--- Start of Input for this task ---
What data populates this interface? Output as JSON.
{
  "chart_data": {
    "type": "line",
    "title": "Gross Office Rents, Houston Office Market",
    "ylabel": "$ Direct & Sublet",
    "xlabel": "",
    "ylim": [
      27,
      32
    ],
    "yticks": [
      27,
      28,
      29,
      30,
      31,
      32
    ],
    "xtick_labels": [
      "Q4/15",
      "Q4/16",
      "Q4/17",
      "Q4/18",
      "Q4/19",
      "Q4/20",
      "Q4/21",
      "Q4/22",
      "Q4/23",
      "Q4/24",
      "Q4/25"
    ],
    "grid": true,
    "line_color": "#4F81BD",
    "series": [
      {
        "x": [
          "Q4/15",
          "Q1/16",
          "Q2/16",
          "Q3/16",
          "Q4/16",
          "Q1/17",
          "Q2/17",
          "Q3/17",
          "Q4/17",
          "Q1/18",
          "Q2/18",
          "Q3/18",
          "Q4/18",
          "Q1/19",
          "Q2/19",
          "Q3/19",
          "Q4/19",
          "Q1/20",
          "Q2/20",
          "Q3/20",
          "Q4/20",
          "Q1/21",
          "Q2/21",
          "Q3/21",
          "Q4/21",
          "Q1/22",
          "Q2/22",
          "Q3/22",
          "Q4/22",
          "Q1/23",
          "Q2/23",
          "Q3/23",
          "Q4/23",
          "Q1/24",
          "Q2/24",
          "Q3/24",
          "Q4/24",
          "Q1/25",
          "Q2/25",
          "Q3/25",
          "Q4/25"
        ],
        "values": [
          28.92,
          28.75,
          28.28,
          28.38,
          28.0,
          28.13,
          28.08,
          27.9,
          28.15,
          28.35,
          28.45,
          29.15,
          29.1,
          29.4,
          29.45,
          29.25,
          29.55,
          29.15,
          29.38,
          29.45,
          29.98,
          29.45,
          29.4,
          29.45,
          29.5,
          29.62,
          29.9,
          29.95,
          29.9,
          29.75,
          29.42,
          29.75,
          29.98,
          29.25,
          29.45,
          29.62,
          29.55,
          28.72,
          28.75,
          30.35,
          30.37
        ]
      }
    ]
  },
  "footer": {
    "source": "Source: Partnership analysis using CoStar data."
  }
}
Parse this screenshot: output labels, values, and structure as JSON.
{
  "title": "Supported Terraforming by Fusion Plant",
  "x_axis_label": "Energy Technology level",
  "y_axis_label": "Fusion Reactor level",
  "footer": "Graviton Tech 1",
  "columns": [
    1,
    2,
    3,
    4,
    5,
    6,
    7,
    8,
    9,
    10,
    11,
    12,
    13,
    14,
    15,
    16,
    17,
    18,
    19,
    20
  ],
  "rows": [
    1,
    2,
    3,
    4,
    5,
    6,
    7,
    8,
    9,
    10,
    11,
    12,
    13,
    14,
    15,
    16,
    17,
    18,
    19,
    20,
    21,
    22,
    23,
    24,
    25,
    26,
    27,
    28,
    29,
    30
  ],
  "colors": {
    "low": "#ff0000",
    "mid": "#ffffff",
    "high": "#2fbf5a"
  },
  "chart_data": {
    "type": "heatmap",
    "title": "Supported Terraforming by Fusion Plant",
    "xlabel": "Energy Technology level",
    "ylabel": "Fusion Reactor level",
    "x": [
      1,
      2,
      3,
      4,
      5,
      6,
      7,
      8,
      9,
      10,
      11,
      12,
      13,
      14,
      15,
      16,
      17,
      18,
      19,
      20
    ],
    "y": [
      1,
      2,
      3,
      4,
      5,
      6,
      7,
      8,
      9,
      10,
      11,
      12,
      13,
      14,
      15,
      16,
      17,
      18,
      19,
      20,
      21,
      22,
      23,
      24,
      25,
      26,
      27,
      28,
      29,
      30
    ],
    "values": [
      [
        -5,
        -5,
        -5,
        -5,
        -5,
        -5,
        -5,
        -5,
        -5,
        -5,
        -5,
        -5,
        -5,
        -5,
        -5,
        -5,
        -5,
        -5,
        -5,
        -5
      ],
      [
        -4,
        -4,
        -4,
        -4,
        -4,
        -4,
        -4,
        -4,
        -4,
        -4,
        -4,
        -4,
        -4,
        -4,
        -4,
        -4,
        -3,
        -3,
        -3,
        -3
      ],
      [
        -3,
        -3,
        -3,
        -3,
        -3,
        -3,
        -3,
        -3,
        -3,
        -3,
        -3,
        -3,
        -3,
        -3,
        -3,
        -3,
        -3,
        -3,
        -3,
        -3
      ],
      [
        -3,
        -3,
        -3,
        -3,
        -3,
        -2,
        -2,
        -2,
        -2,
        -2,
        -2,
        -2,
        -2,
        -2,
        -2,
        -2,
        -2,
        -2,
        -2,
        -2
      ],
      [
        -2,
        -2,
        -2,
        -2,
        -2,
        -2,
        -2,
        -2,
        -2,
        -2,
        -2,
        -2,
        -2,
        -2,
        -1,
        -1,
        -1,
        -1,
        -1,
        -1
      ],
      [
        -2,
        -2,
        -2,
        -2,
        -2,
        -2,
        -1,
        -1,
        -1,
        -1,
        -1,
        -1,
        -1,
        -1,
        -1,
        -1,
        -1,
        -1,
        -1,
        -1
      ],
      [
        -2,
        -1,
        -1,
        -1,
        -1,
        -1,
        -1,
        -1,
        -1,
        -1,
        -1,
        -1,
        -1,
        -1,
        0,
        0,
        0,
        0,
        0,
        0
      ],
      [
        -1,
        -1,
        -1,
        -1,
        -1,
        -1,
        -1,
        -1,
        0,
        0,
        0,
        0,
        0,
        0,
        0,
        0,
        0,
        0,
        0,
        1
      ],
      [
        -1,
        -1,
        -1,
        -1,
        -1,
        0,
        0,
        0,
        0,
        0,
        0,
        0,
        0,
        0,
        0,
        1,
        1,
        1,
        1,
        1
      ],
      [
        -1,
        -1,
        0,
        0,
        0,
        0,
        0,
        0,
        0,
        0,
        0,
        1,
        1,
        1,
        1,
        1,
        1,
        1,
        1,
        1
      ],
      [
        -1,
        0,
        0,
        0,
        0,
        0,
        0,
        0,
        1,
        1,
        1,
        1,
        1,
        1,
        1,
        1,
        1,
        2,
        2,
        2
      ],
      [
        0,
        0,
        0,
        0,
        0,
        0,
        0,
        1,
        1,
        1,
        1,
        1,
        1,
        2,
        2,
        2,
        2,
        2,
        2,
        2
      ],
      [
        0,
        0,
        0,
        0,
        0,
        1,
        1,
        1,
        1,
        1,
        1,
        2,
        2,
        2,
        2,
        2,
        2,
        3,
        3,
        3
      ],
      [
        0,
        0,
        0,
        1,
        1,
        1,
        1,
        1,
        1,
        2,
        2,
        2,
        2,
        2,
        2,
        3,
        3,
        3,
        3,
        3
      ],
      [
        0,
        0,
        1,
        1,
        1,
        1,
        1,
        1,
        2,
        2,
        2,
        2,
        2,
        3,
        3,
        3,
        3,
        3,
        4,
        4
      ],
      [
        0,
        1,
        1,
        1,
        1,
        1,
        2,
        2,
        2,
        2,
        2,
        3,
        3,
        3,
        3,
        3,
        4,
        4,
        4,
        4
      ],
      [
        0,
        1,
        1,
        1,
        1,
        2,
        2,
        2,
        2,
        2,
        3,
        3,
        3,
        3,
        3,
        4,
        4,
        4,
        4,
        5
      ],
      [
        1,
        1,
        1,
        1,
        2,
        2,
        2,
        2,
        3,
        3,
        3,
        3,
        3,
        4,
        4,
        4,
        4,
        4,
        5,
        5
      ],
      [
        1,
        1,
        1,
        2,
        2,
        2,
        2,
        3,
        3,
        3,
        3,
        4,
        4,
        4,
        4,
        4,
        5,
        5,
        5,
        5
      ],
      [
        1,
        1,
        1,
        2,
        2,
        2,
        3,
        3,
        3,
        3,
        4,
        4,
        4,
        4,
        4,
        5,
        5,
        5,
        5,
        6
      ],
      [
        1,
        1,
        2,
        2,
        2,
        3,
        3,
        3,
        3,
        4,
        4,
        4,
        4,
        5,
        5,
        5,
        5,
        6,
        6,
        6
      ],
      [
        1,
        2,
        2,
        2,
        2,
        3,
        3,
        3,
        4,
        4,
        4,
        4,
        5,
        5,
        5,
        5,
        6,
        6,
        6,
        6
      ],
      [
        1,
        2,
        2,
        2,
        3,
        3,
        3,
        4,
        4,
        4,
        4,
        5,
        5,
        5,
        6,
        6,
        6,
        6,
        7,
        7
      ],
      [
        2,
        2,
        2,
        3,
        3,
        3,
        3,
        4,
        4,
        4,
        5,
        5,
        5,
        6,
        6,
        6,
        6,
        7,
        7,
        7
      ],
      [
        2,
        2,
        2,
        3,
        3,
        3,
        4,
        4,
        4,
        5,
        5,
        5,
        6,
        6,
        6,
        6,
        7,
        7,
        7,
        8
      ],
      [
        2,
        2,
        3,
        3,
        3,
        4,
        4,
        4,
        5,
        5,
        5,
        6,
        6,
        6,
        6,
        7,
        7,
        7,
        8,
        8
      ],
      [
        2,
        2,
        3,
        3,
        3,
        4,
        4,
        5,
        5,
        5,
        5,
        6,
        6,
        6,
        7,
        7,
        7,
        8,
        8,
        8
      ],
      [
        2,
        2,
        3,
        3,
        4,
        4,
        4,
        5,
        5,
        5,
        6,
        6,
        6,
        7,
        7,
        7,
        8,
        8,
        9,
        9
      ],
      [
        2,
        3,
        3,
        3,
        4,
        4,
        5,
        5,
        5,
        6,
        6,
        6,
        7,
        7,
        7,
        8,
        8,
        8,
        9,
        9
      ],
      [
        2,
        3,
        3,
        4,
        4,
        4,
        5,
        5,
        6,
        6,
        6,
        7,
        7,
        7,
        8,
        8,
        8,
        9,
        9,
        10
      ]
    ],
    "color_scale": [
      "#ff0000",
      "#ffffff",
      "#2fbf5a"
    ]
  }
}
--- End of Input for this task ---
Gather, from the listing above, every line carrying the word "Energy".

The result:
  "x_axis_label": "Energy Technology level",
    "xlabel": "Energy Technology level",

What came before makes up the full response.